Source data:

'''

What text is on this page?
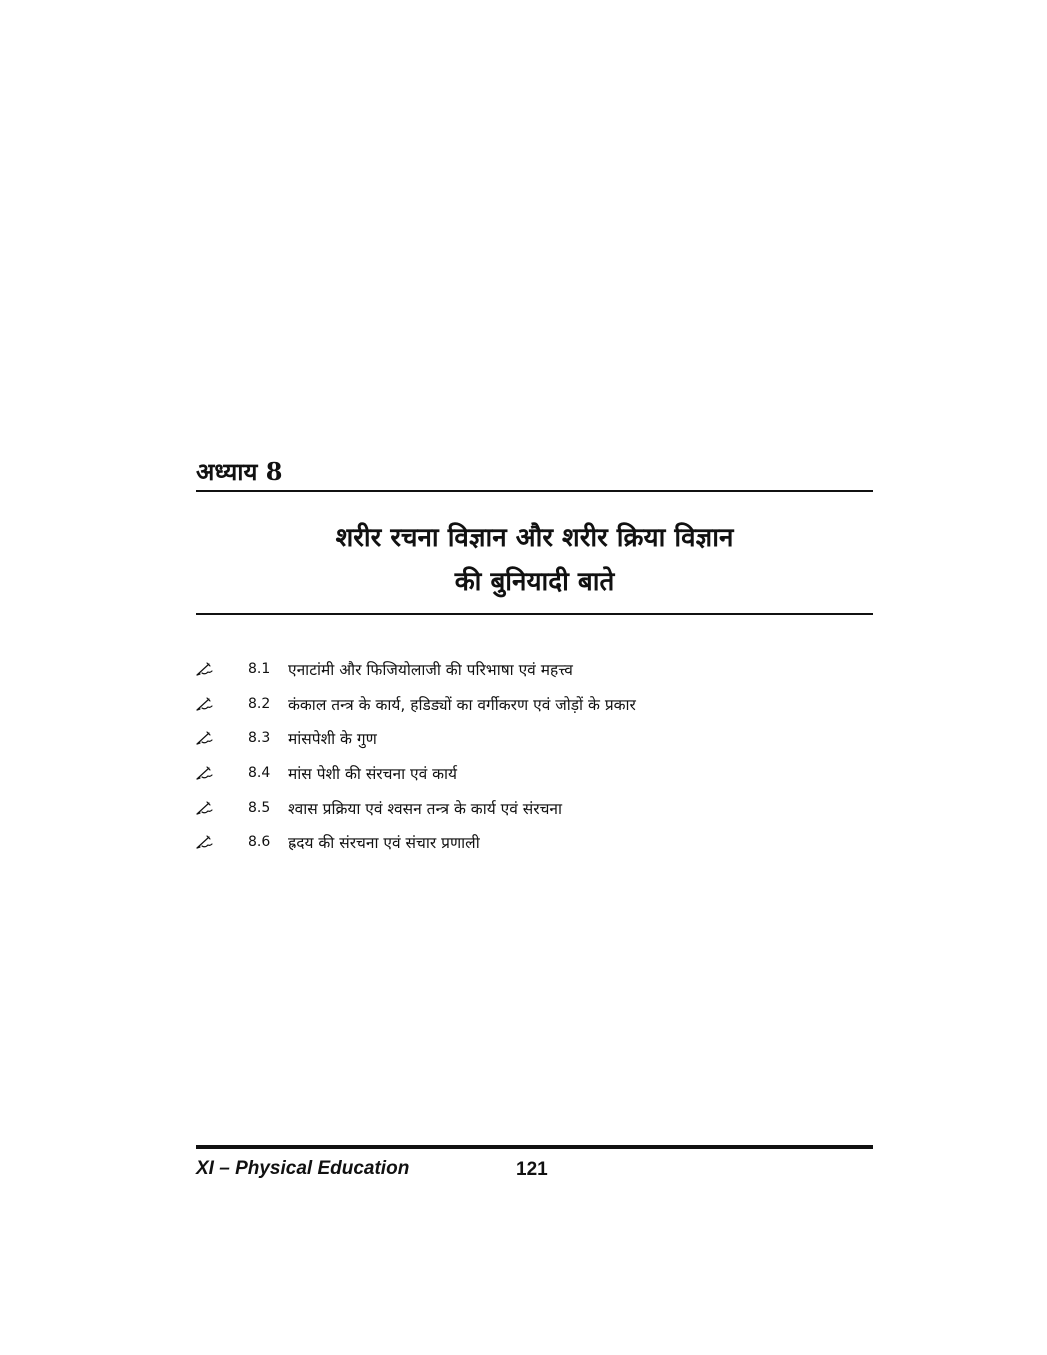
अध्याय 8
शरीर रचना विज्ञान और शरीर क्रिया विज्ञान
की बुनियादी बाते
8.1	एनाटांमी और फिजियोलाजी की परिभाषा एवं महत्त्व
8.2	कंकाल तन्त्र के कार्य, हडिड्यों का वर्गीकरण एवं जोड़ों के प्रकार
8.3	मांसपेशी के गुण
8.4	मांस पेशी की संरचना एवं कार्य
8.5	श्वास प्रक्रिया एवं श्वसन तन्त्र के कार्य एवं संरचना
8.6	ह्रदय की संरचना एवं संचार प्रणाली
XI – Physical Education	121
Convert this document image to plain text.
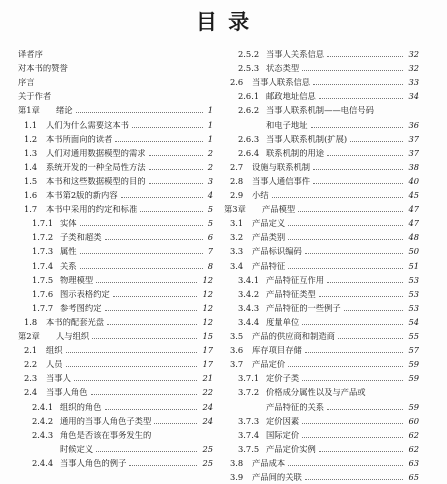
目 录
译者序
对本书的赞誉
序言
关于作者
第1章 绪论	1
1.1 人们为什么需要这本书	1
1.2 本书所面向的读者	1
1.3 人们对通用数据模型的需求	2
1.4 系统开发的一种全局性方法	2
1.5 本书和这些数据模型的目的	3
1.6 本书第2版的新内容	4
1.7 本书中采用的约定和标准	5
1.7.1 实体	5
1.7.2 子类和超类	6
1.7.3 属性	7
1.7.4 关系	8
1.7.5 物理模型	12
1.7.6 图示表格约定	12
1.7.7 参考图约定	12
1.8 本书的配套光盘	12
第2章 人与组织	15
2.1 组织	17
2.2 人员	17
2.3 当事人	21
2.4 当事人角色	22
2.4.1 组织的角色	24
2.4.2 通用的当事人角色子类型	24
2.4.3 角色是否该在事务发生的
时候定义	25
2.4.4 当事人角色的例子	25
2.5.2 当事人关系信息	32
2.5.3 状态类型	32
2.6 当事人联系信息	33
2.6.1 邮政地址信息	34
2.6.2 当事人联系机制——电信号码
和电子地址	36
2.6.3 当事人联系机制(扩展)	37
2.6.4 联系机制的用途	37
2.7 设施与联系机制	38
2.8 当事人通信事件	40
2.9 小结	45
第3章 产品模型	47
3.1 产品定义	47
3.2 产品类别	48
3.3 产品标识编码	50
3.4 产品特征	51
3.4.1 产品特征互作用	53
3.4.2 产品特征类型	53
3.4.3 产品特征的一些例子	53
3.4.4 度量单位	54
3.5 产品的供应商和制造商	55
3.6 库存项目存储	57
3.7 产品定价	59
3.7.1 定价子类	59
3.7.2 价格成分属性以及与产品或
产品特征的关系	59
3.7.3 定价因素	60
3.7.4 国际定价	62
3.7.5 产品定价实例	62
3.8 产品成本	63
3.9 产品间的关联	65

'''

Short exercise: Copy out each line word for word, please, skipping the images.

Exercise result:
What text is on this page?
अध्याय 8
शरीर रचना विज्ञान और शरीर क्रिया विज्ञान
की बुनियादी बाते
8.1	एनाटांमी और फिजियोलाजी की परिभाषा एवं महत्त्व
8.2	कंकाल तन्त्र के कार्य, हडिड्यों का वर्गीकरण एवं जोड़ों के प्रकार
8.3	मांसपेशी के गुण
8.4	मांस पेशी की संरचना एवं कार्य
8.5	श्वास प्रक्रिया एवं श्वसन तन्त्र के कार्य एवं संरचना
8.6	ह्रदय की संरचना एवं संचार प्रणाली
XI – Physical Education	121
Convert this document image to plain text.
目 录
译者序
对本书的赞誉
序言
关于作者
第1章 绪论	1
1.1 人们为什么需要这本书	1
1.2 本书所面向的读者	1
1.3 人们对通用数据模型的需求	2
1.4 系统开发的一种全局性方法	2
1.5 本书和这些数据模型的目的	3
1.6 本书第2版的新内容	4
1.7 本书中采用的约定和标准	5
1.7.1 实体	5
1.7.2 子类和超类	6
1.7.3 属性	7
1.7.4 关系	8
1.7.5 物理模型	12
1.7.6 图示表格约定	12
1.7.7 参考图约定	12
1.8 本书的配套光盘	12
第2章 人与组织	15
2.1 组织	17
2.2 人员	17
2.3 当事人	21
2.4 当事人角色	22
2.4.1 组织的角色	24
2.4.2 通用的当事人角色子类型	24
2.4.3 角色是否该在事务发生的
时候定义	25
2.4.4 当事人角色的例子	25
2.5.2 当事人关系信息	32
2.5.3 状态类型	32
2.6 当事人联系信息	33
2.6.1 邮政地址信息	34
2.6.2 当事人联系机制——电信号码
和电子地址	36
2.6.3 当事人联系机制(扩展)	37
2.6.4 联系机制的用途	37
2.7 设施与联系机制	38
2.8 当事人通信事件	40
2.9 小结	45
第3章 产品模型	47
3.1 产品定义	47
3.2 产品类别	48
3.3 产品标识编码	50
3.4 产品特征	51
3.4.1 产品特征互作用	53
3.4.2 产品特征类型	53
3.4.3 产品特征的一些例子	53
3.4.4 度量单位	54
3.5 产品的供应商和制造商	55
3.6 库存项目存储	57
3.7 产品定价	59
3.7.1 定价子类	59
3.7.2 价格成分属性以及与产品或
产品特征的关系	59
3.7.3 定价因素	60
3.7.4 国际定价	62
3.7.5 产品定价实例	62
3.8 产品成本	63
3.9 产品间的关联	65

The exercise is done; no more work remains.